▸ DATASET EXTRACT:
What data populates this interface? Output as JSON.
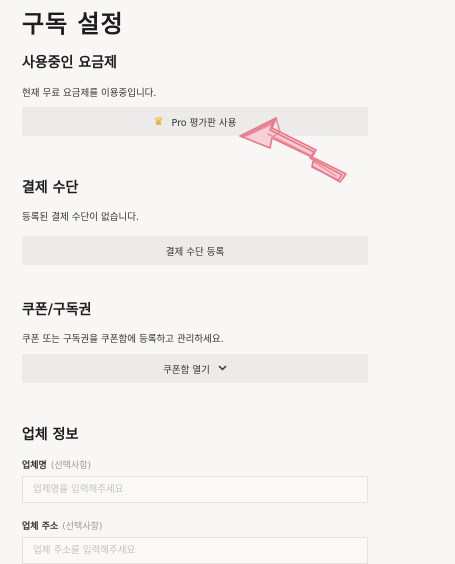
{
  "page": {
    "title": "구독 설정"
  },
  "plan": {
    "heading": "사용중인 요금제",
    "description": "현재 무료 요금제를 이용중입니다.",
    "trial_button": "Pro 평가판 사용",
    "trial_icon": "crown-icon",
    "accent_color": "#e0a61c"
  },
  "payment": {
    "heading": "결제 수단",
    "description": "등록된 결제 수단이 없습니다.",
    "register_button": "결제 수단 등록"
  },
  "coupon": {
    "heading": "쿠폰/구독권",
    "description": "쿠폰 또는 구독권을 쿠폰함에 등록하고 관리하세요.",
    "open_button": "쿠폰함 열기",
    "open_icon": "chevron-down-icon"
  },
  "company": {
    "heading": "업체 정보",
    "name_label": "업체명",
    "name_optional": "(선택사항)",
    "name_placeholder": "업체명을 입력해주세요",
    "address_label": "업체 주소",
    "address_optional": "(선택사항)",
    "address_placeholder": "업체 주소를 입력해주세요"
  },
  "annotation": {
    "arrow_color": "#e8798a"
  }
}
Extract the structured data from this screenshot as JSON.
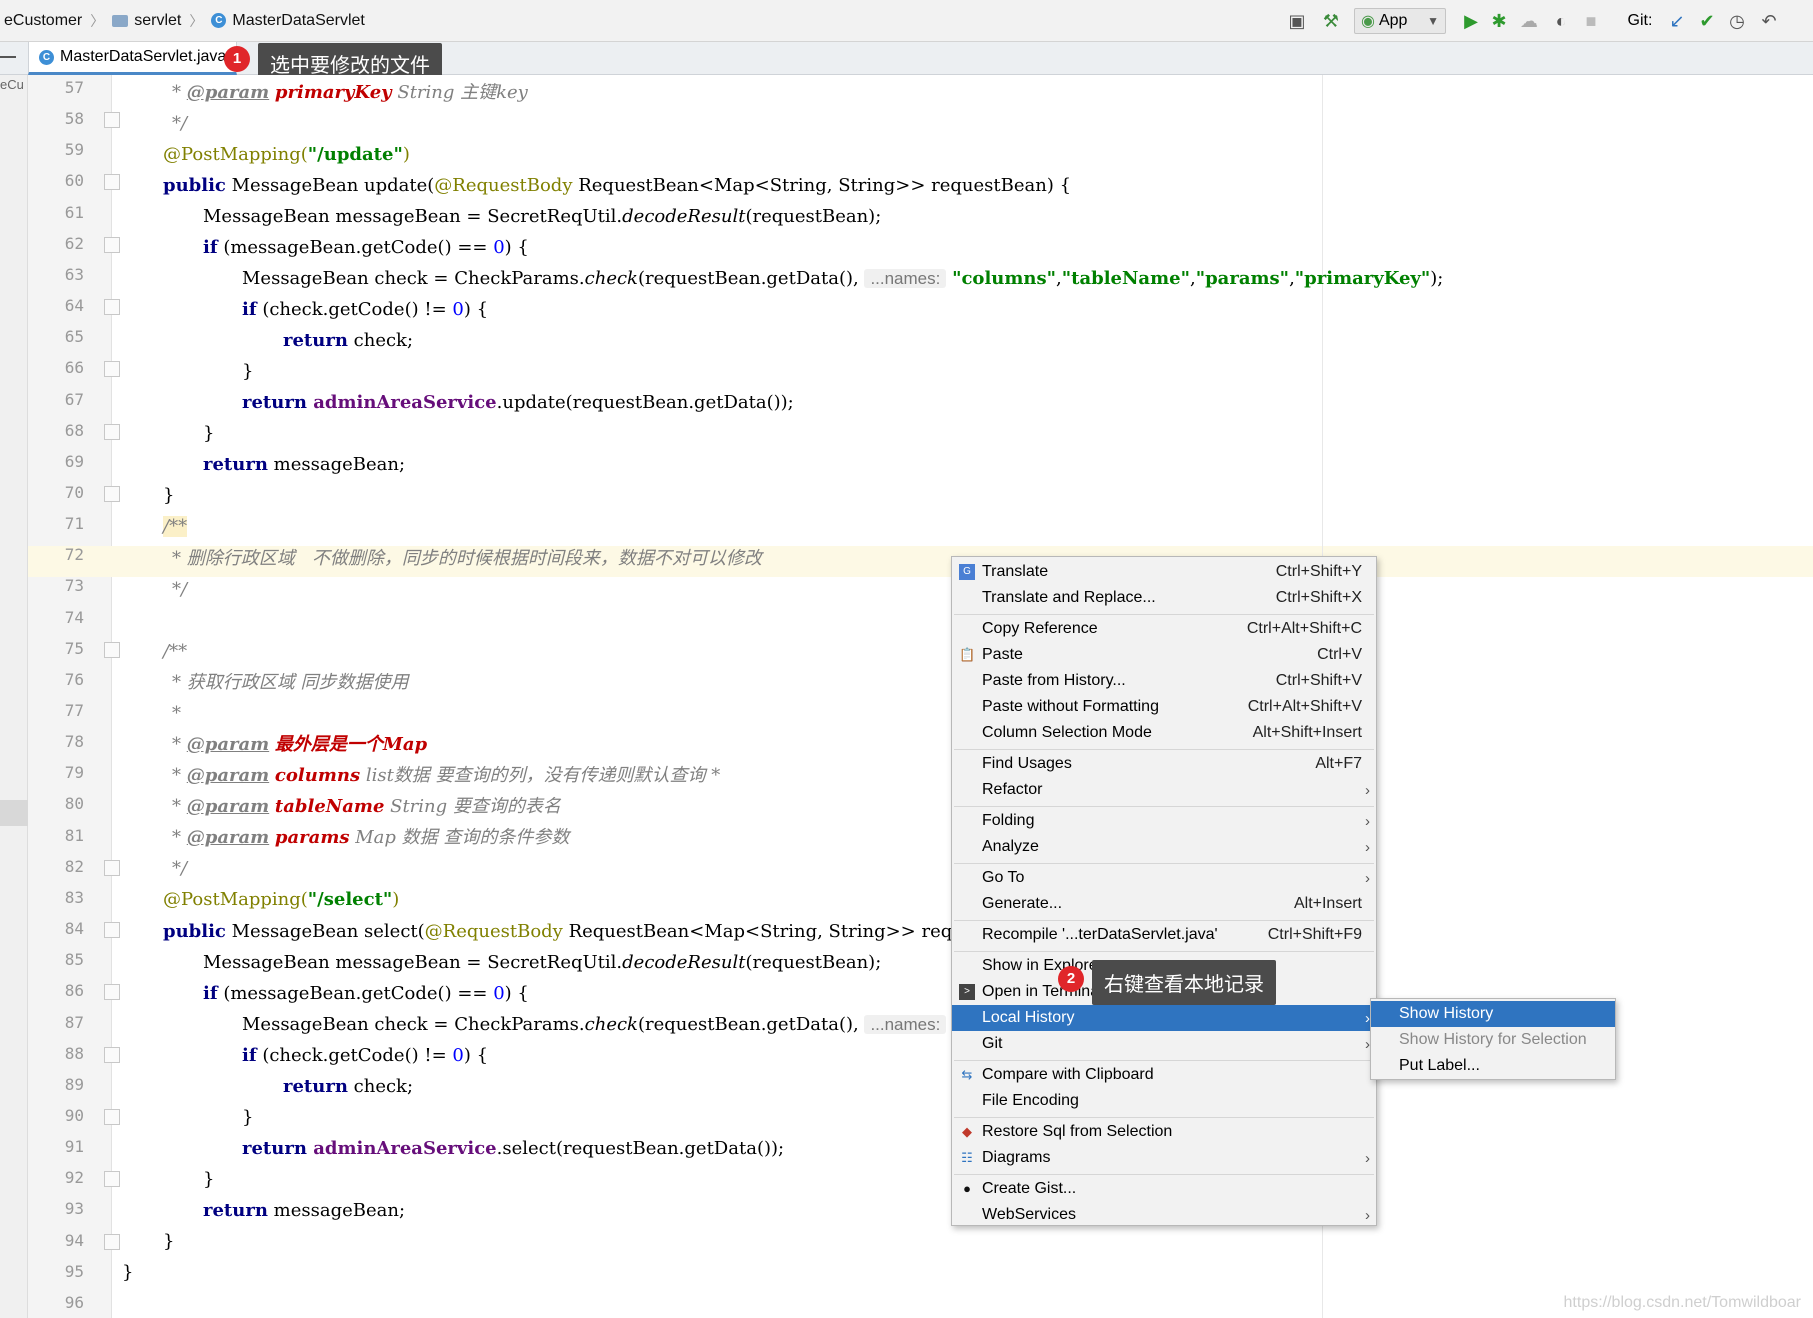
{
  "breadcrumb": {
    "project": "eCustomer",
    "folder": "servlet",
    "file": "MasterDataServlet"
  },
  "toolbar": {
    "run_config": "App",
    "git_label": "Git:"
  },
  "tab": {
    "label": "MasterDataServlet.java",
    "annotation_number": "1",
    "annotation_text": "选中要修改的文件"
  },
  "left_strip_text": "eCu",
  "line_numbers": [
    "57",
    "58",
    "59",
    "60",
    "61",
    "62",
    "63",
    "64",
    "65",
    "66",
    "67",
    "68",
    "69",
    "70",
    "71",
    "72",
    "73",
    "74",
    "75",
    "76",
    "77",
    "78",
    "79",
    "80",
    "81",
    "82",
    "83",
    "84",
    "85",
    "86",
    "87",
    "88",
    "89",
    "90",
    "91",
    "92",
    "93",
    "94",
    "95",
    "96"
  ],
  "code": {
    "l57_param": "@param",
    "l57_name": "primaryKey",
    "l57_rest": " String 主键key",
    "l58": "*/",
    "l59_an": "@PostMapping(",
    "l59_str": "\"/update\"",
    "l59_end": ")",
    "l60_kw": "public",
    "l60_a": " MessageBean update(",
    "l60_an": "@RequestBody",
    "l60_b": " RequestBean<Map<String, String>> requestBean) {",
    "l61_a": "MessageBean messageBean = SecretReqUtil.",
    "l61_it": "decodeResult",
    "l61_b": "(requestBean);",
    "l62_kw": "if",
    "l62_a": " (messageBean.getCode() == ",
    "l62_num": "0",
    "l62_b": ") {",
    "l63_a": "MessageBean check = CheckParams.",
    "l63_it": "check",
    "l63_b": "(requestBean.getData(), ",
    "l63_hint": "...names:",
    "l63_s1": "\"columns\"",
    "l63_s2": "\"tableName\"",
    "l63_s3": "\"params\"",
    "l63_s4": "\"primaryKey\"",
    "l63_end": ");",
    "l64_kw": "if",
    "l64_a": " (check.getCode() != ",
    "l64_num": "0",
    "l64_b": ") {",
    "l65_kw": "return",
    "l65_a": " check;",
    "l66": "}",
    "l67_kw": "return",
    "l67_fld": " adminAreaService",
    "l67_a": ".update(requestBean.getData());",
    "l68": "}",
    "l69_kw": "return",
    "l69_a": " messageBean;",
    "l70": "}",
    "l71": "/**",
    "l72": "* 删除行政区域   不做删除，同步的时候根据时间段来，数据不对可以修改",
    "l73": "*/",
    "l75": "/**",
    "l76": "* 获取行政区域 同步数据使用",
    "l77": "*",
    "l78_param": "@param",
    "l78_name": "最外层是一个Map",
    "l79_param": "@param",
    "l79_name": "columns",
    "l79_rest": " list数据 要查询的列，没有传递则默认查询 *",
    "l80_param": "@param",
    "l80_name": "tableName",
    "l80_rest": " String 要查询的表名",
    "l81_param": "@param",
    "l81_name": "params",
    "l81_rest": " Map 数据 查询的条件参数",
    "l82": "*/",
    "l83_an": "@PostMapping(",
    "l83_str": "\"/select\"",
    "l83_end": ")",
    "l84_kw": "public",
    "l84_a": " MessageBean select(",
    "l84_an": "@RequestBody",
    "l84_b": " RequestBean<Map<String, String>> request",
    "l85_a": "MessageBean messageBean = SecretReqUtil.",
    "l85_it": "decodeResult",
    "l85_b": "(requestBean);",
    "l86_kw": "if",
    "l86_a": " (messageBean.getCode() == ",
    "l86_num": "0",
    "l86_b": ") {",
    "l87_a": "MessageBean check = CheckParams.",
    "l87_it": "check",
    "l87_b": "(requestBean.getData(), ",
    "l87_hint": "...names:",
    "l88_kw": "if",
    "l88_a": " (check.getCode() != ",
    "l88_num": "0",
    "l88_b": ") {",
    "l89_kw": "return",
    "l89_a": " check;",
    "l90": "}",
    "l91_kw": "return",
    "l91_fld": " adminAreaService",
    "l91_a": ".select(requestBean.getData());",
    "l92": "}",
    "l93_kw": "return",
    "l93_a": " messageBean;",
    "l94": "}",
    "l95": "}"
  },
  "context_menu": {
    "translate": {
      "label": "Translate",
      "shortcut": "Ctrl+Shift+Y"
    },
    "translate_replace": {
      "label": "Translate and Replace...",
      "shortcut": "Ctrl+Shift+X"
    },
    "copy_reference": {
      "label": "Copy Reference",
      "shortcut": "Ctrl+Alt+Shift+C"
    },
    "paste": {
      "label": "Paste",
      "shortcut": "Ctrl+V"
    },
    "paste_history": {
      "label": "Paste from History...",
      "shortcut": "Ctrl+Shift+V"
    },
    "paste_without_formatting": {
      "label": "Paste without Formatting",
      "shortcut": "Ctrl+Alt+Shift+V"
    },
    "column_selection": {
      "label": "Column Selection Mode",
      "shortcut": "Alt+Shift+Insert"
    },
    "find_usages": {
      "label": "Find Usages",
      "shortcut": "Alt+F7"
    },
    "refactor": {
      "label": "Refactor"
    },
    "folding": {
      "label": "Folding"
    },
    "analyze": {
      "label": "Analyze"
    },
    "go_to": {
      "label": "Go To"
    },
    "generate": {
      "label": "Generate...",
      "shortcut": "Alt+Insert"
    },
    "recompile": {
      "label": "Recompile '...terDataServlet.java'",
      "shortcut": "Ctrl+Shift+F9"
    },
    "show_in_explorer": {
      "label": "Show in Explorer"
    },
    "open_in_terminal": {
      "label": "Open in Terminal"
    },
    "local_history": {
      "label": "Local History"
    },
    "git": {
      "label": "Git"
    },
    "compare_clipboard": {
      "label": "Compare with Clipboard"
    },
    "file_encoding": {
      "label": "File Encoding"
    },
    "restore_sql": {
      "label": "Restore Sql from Selection"
    },
    "diagrams": {
      "label": "Diagrams"
    },
    "create_gist": {
      "label": "Create Gist..."
    },
    "webservices": {
      "label": "WebServices"
    }
  },
  "submenu": {
    "show_history": "Show History",
    "show_history_selection": "Show History for Selection",
    "put_label": "Put Label..."
  },
  "annotation2": {
    "number": "2",
    "text": "右键查看本地记录"
  },
  "watermark": "https://blog.csdn.net/Tomwildboar",
  "colors": {
    "keyword": "#000080",
    "annotation": "#808000",
    "string": "#008000",
    "number": "#0000ff",
    "comment": "#808080",
    "param_name": "#c00000",
    "field": "#660e7a",
    "menu_selected": "#2f74c0"
  }
}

▸ STATED PROBLEM: Look through the entries above and list every line containing "Ctrl".

▸ THE COMPLETED TASK:
      "shortcut": "Ctrl+Shift+Y"
      "shortcut": "Ctrl+Shift+X"
      "shortcut": "Ctrl+Alt+Shift+C"
      "shortcut": "Ctrl+V"
      "shortcut": "Ctrl+Shift+V"
      "shortcut": "Ctrl+Alt+Shift+V"
      "shortcut": "Ctrl+Shift+F9"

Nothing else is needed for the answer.